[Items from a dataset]
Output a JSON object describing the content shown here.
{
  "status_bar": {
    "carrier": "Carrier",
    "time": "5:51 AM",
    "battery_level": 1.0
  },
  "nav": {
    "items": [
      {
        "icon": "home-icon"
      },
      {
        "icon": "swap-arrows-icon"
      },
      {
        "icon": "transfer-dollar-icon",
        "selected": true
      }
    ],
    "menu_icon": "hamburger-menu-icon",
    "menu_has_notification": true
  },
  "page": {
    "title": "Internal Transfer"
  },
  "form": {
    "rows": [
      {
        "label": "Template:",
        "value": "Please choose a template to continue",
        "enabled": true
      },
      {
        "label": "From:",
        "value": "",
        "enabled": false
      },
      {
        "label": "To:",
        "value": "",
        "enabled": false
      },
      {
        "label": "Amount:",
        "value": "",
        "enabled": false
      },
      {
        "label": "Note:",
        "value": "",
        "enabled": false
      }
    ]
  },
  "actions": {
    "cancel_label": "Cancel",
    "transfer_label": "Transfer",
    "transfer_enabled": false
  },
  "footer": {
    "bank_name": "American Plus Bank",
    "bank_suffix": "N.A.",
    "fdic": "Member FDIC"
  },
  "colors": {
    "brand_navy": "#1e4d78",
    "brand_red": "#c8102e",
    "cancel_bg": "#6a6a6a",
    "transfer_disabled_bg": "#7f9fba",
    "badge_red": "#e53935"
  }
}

* [EXERCISE PROMPT]: Copy out each record from above, exactly.

* [ANSWER BELOW]:
Output a JSON object describing the content shown here.
{
  "status_bar": {
    "carrier": "Carrier",
    "time": "5:51 AM",
    "battery_level": 1.0
  },
  "nav": {
    "items": [
      {
        "icon": "home-icon"
      },
      {
        "icon": "swap-arrows-icon"
      },
      {
        "icon": "transfer-dollar-icon",
        "selected": true
      }
    ],
    "menu_icon": "hamburger-menu-icon",
    "menu_has_notification": true
  },
  "page": {
    "title": "Internal Transfer"
  },
  "form": {
    "rows": [
      {
        "label": "Template:",
        "value": "Please choose a template to continue",
        "enabled": true
      },
      {
        "label": "From:",
        "value": "",
        "enabled": false
      },
      {
        "label": "To:",
        "value": "",
        "enabled": false
      },
      {
        "label": "Amount:",
        "value": "",
        "enabled": false
      },
      {
        "label": "Note:",
        "value": "",
        "enabled": false
      }
    ]
  },
  "actions": {
    "cancel_label": "Cancel",
    "transfer_label": "Transfer",
    "transfer_enabled": false
  },
  "footer": {
    "bank_name": "American Plus Bank",
    "bank_suffix": "N.A.",
    "fdic": "Member FDIC"
  },
  "colors": {
    "brand_navy": "#1e4d78",
    "brand_red": "#c8102e",
    "cancel_bg": "#6a6a6a",
    "transfer_disabled_bg": "#7f9fba",
    "badge_red": "#e53935"
  }
}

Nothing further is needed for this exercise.